## Dataset extract
** Begin **

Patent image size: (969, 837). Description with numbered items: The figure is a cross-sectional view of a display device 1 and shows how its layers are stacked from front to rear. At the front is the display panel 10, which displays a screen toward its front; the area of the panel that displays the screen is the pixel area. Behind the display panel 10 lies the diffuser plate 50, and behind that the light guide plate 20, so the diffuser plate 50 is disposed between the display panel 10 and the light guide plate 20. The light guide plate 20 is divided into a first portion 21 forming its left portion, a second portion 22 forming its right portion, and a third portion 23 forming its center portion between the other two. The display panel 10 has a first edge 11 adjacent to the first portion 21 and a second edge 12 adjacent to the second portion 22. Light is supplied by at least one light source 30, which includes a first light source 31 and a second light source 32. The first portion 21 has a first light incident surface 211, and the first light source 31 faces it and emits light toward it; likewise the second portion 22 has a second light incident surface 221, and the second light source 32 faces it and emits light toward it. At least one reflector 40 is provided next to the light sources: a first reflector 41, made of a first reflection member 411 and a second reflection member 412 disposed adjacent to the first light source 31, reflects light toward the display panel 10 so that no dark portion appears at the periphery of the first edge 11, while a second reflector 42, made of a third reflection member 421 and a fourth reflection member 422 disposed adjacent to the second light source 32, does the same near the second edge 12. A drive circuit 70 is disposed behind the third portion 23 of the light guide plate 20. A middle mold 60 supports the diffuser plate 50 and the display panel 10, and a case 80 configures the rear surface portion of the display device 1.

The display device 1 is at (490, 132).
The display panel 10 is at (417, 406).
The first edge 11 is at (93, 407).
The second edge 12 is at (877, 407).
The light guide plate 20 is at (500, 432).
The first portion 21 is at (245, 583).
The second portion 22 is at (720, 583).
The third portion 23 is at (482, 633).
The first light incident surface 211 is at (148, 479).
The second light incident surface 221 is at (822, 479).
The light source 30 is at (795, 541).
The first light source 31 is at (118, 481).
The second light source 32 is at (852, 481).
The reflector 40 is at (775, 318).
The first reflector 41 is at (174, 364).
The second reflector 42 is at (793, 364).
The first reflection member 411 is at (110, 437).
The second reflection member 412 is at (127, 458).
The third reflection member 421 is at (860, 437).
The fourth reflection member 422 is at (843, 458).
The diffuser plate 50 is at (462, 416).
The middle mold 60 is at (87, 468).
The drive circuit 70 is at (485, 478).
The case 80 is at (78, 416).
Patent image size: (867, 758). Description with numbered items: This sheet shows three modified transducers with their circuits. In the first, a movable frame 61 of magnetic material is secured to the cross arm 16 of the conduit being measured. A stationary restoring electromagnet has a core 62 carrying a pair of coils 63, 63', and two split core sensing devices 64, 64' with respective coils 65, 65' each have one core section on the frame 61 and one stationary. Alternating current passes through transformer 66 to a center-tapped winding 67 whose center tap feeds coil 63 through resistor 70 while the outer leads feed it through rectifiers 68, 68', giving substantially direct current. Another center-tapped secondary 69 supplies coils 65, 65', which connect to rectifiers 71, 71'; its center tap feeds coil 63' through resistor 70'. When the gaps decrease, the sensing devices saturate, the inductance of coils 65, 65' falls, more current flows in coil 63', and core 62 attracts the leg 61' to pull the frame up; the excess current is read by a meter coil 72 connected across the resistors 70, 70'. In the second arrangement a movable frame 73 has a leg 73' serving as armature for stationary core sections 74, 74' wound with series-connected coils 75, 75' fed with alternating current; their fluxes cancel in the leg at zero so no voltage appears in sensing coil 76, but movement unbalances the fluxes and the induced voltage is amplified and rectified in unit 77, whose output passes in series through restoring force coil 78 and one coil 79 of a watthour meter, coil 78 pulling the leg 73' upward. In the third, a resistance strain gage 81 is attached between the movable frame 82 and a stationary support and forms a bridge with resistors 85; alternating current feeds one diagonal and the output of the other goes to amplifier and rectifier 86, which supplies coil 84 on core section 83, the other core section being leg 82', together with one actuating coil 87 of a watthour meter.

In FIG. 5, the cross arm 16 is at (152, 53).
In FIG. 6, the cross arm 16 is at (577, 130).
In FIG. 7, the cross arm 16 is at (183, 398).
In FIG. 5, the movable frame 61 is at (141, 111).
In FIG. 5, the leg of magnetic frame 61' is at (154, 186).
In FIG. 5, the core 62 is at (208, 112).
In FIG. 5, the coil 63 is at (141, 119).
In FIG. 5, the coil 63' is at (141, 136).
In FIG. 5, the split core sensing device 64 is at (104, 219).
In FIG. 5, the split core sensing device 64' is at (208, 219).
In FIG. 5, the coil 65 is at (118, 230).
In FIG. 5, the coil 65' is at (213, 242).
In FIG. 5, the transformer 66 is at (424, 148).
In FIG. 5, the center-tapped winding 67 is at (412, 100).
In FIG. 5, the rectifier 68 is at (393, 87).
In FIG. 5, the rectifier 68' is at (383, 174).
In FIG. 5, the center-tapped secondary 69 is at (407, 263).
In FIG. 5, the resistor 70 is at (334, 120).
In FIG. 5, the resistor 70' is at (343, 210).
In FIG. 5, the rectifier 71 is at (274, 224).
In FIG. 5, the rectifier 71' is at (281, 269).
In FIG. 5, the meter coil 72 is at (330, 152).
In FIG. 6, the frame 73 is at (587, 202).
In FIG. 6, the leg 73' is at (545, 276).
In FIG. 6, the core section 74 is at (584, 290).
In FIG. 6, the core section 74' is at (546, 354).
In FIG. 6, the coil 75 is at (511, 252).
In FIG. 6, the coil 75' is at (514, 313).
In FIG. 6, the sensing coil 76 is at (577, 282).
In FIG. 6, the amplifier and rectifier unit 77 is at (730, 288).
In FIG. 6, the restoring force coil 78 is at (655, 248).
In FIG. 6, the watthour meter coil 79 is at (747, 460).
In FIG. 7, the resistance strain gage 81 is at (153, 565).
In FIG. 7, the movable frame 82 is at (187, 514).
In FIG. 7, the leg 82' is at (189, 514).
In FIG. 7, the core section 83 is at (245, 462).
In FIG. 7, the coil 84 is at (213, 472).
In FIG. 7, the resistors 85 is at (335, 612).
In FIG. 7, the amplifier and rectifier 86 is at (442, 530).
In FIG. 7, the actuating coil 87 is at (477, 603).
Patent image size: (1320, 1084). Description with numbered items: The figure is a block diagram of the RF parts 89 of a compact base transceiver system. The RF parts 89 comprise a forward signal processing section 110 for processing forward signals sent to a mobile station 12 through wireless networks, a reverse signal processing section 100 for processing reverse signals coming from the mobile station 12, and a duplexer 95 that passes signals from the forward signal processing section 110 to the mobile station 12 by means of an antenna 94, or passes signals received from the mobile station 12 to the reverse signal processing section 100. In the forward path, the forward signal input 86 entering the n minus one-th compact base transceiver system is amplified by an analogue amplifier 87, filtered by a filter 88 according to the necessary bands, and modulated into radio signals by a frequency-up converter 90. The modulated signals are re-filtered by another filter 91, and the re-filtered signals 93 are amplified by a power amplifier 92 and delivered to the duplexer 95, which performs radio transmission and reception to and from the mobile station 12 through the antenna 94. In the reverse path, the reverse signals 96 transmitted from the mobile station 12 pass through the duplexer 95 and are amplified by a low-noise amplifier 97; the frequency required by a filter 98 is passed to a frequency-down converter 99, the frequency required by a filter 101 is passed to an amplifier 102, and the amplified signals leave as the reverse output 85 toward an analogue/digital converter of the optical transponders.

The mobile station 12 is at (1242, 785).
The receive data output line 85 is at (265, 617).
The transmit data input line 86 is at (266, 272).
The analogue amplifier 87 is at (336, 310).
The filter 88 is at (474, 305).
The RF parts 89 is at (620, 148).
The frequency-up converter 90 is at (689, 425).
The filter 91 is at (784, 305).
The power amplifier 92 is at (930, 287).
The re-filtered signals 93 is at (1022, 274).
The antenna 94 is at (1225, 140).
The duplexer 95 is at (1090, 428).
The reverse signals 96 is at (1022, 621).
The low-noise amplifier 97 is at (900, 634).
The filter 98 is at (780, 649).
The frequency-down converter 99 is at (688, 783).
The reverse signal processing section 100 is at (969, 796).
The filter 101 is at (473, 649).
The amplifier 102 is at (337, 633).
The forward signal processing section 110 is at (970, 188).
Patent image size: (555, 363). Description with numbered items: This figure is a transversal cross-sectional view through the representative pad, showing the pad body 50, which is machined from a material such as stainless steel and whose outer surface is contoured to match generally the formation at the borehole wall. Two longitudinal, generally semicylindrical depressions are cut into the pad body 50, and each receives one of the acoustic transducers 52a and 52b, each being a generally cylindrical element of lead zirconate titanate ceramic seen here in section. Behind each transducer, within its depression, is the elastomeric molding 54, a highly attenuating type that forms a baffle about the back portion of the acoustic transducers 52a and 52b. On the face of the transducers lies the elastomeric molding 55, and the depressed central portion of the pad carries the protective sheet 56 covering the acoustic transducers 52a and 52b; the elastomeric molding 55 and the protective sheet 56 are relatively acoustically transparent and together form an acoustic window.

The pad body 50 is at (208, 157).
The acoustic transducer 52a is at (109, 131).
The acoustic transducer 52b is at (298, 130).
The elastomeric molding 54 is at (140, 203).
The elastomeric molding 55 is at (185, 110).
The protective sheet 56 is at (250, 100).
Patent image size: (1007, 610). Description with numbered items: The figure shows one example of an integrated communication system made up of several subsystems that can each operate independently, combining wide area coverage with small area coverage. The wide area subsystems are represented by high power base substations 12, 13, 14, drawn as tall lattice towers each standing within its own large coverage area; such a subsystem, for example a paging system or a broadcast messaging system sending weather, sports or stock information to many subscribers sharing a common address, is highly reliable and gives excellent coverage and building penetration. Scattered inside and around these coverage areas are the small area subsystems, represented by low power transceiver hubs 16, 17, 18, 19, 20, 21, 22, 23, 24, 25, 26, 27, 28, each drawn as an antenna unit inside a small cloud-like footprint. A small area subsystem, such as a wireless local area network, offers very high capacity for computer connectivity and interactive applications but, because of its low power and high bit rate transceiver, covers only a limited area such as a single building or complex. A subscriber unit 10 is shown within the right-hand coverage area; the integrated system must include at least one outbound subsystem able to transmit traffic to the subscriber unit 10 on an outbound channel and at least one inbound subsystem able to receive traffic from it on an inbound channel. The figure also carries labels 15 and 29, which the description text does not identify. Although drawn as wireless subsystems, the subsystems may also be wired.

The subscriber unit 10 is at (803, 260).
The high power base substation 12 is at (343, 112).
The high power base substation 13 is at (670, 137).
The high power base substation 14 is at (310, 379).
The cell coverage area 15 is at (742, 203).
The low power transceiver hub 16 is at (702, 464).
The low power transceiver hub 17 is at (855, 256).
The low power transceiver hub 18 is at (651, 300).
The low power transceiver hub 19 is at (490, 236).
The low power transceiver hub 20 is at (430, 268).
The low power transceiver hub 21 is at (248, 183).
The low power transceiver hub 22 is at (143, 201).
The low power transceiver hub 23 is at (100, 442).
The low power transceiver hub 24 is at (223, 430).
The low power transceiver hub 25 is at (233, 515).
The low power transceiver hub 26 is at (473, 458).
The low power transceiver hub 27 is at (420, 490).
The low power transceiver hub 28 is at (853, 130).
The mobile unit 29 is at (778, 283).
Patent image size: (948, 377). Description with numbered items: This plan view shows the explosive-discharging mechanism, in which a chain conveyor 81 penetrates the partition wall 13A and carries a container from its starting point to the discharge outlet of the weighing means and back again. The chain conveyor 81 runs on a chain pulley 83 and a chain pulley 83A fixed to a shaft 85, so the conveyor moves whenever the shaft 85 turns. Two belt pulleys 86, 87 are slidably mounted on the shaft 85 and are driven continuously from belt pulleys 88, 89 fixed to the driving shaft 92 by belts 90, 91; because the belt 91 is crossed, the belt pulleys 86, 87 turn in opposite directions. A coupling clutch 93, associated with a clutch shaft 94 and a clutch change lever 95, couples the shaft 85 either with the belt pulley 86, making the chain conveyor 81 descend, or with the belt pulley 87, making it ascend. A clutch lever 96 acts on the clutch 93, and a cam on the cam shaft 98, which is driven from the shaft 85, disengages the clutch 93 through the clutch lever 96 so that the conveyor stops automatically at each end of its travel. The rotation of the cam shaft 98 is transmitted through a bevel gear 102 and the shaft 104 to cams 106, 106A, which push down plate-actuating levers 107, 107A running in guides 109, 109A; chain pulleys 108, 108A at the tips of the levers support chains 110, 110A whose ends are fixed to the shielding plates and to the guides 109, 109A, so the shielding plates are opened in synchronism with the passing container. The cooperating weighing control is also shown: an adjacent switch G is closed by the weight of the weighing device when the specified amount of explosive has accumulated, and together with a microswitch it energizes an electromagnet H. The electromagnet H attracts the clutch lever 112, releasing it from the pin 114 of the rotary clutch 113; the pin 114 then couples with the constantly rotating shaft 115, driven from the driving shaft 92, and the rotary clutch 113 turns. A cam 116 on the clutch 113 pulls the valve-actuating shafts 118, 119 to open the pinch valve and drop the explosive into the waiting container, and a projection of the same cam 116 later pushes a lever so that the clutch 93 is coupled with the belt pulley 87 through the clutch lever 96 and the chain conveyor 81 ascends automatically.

** End **

Please put everything in the data above, from the line containing "Patent image size: (555, 363)." down to and including the line containing "The protective sheet 56 is at (250, 100).", into a JSON list of strings with one string per line and blank lines left out.

[
  "Patent image size: (555, 363). Description with numbered items: This figure is a transversal cross-sectional view through the representative pad, showing the pad body 50, which is machined from a material such as stainless steel and whose outer surface is contoured to match generally the formation at the borehole wall. Two longitudinal, generally semicylindrical depressions are cut into the pad body 50, and each receives one of the acoustic transducers 52a and 52b, each being a generally cylindrical element of lead zirconate titanate ceramic seen here in section. Behind each transducer, within its depression, is the elastomeric molding 54, a highly attenuating type that forms a baffle about the back portion of the acoustic transducers 52a and 52b. On the face of the transducers lies the elastomeric molding 55, and the depressed central portion of the pad carries the protective sheet 56 covering the acoustic transducers 52a and 52b; the elastomeric molding 55 and the protective sheet 56 are relatively acoustically transparent and together form an acoustic window.",
  "The pad body 50 is at (208, 157).",
  "The acoustic transducer 52a is at (109, 131).",
  "The acoustic transducer 52b is at (298, 130).",
  "The elastomeric molding 54 is at (140, 203).",
  "The elastomeric molding 55 is at (185, 110).",
  "The protective sheet 56 is at (250, 100)."
]